Give only the count of lines containing "encoded".

Data entries
+ + + +
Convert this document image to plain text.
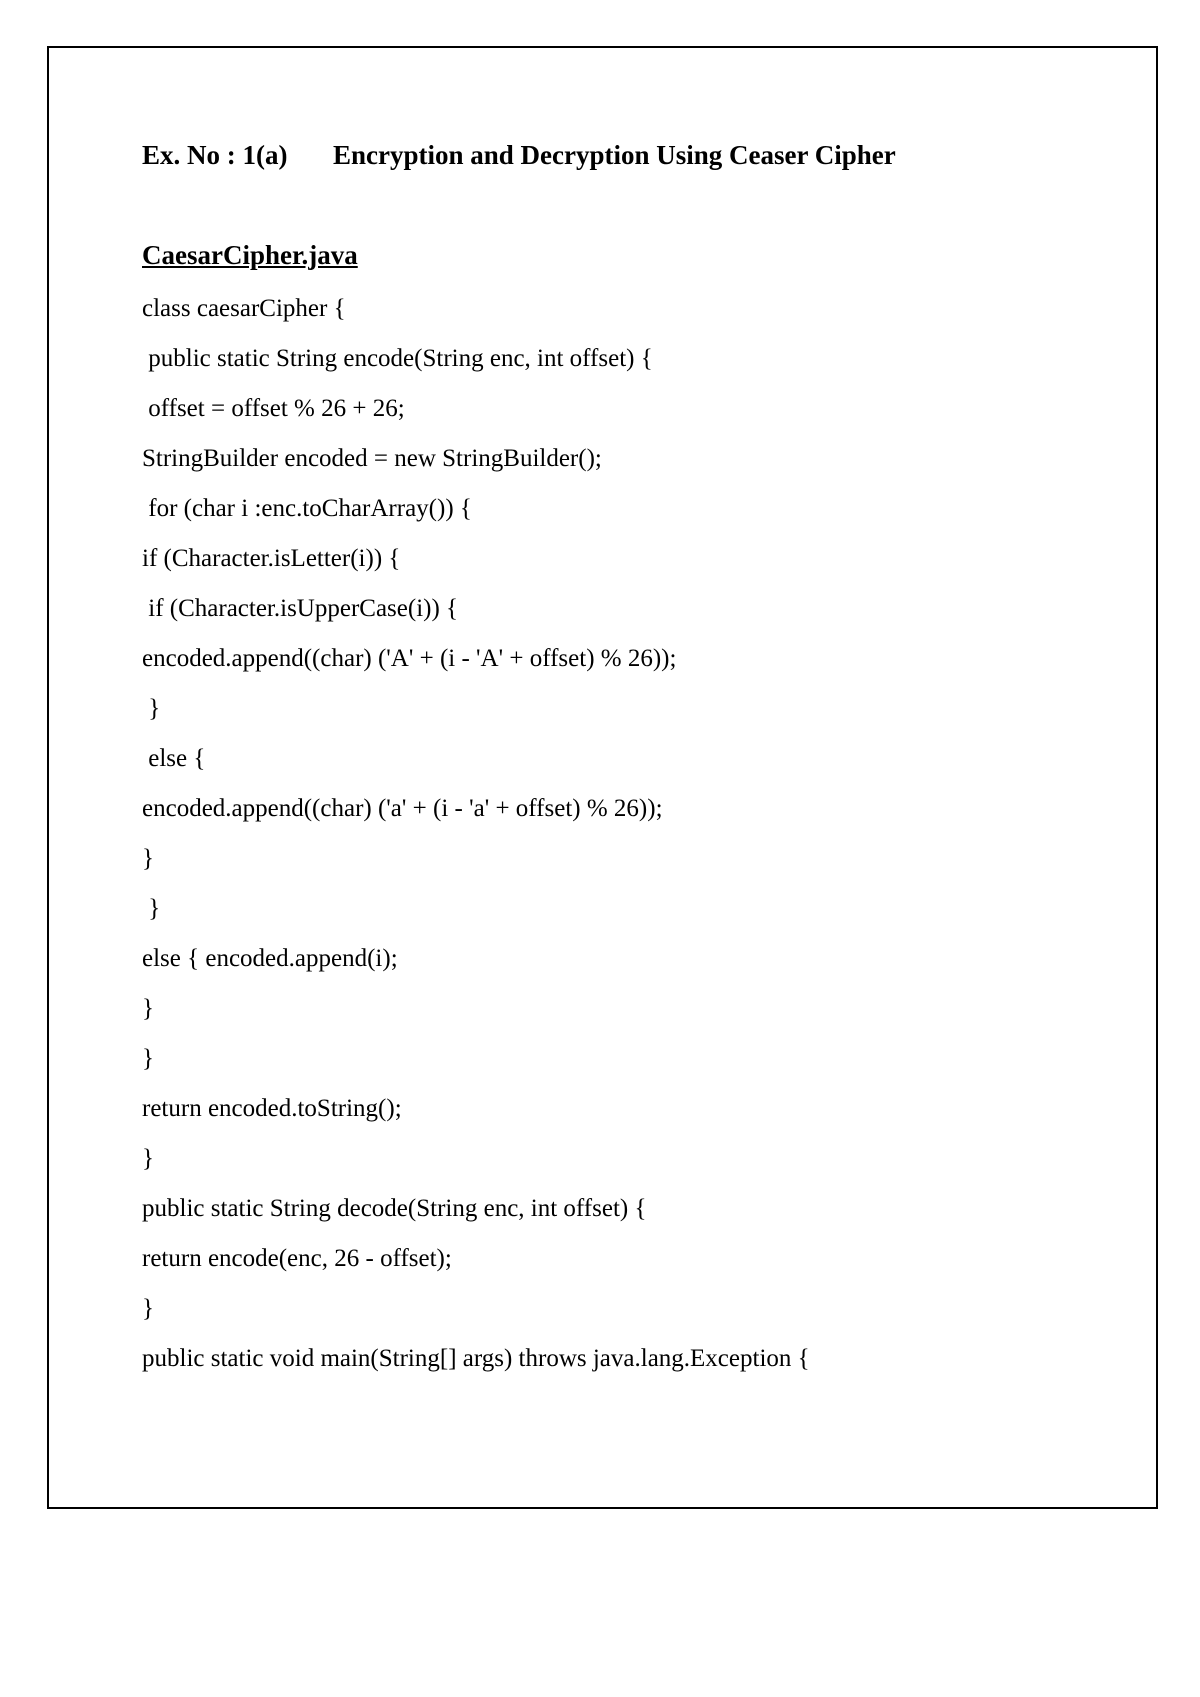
Ex. No : 1(a) Encryption and Decryption Using Ceaser Cipher
CaesarCipher.java
class caesarCipher {
public static String encode(String enc, int offset) {
offset = offset % 26 + 26;
StringBuilder encoded = new StringBuilder();
for (char i :enc.toCharArray()) {
if (Character.isLetter(i)) {
if (Character.isUpperCase(i)) {
encoded.append((char) ('A' + (i - 'A' + offset) % 26));
}
else {
encoded.append((char) ('a' + (i - 'a' + offset) % 26));
}
}
else { encoded.append(i);
}
}
return encoded.toString();
}
public static String decode(String enc, int offset) {
return encode(enc, 26 - offset);
}
public static void main(String[] args) throws java.lang.Exception {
+ + + +
**ANSWER TO THE TASK**:
5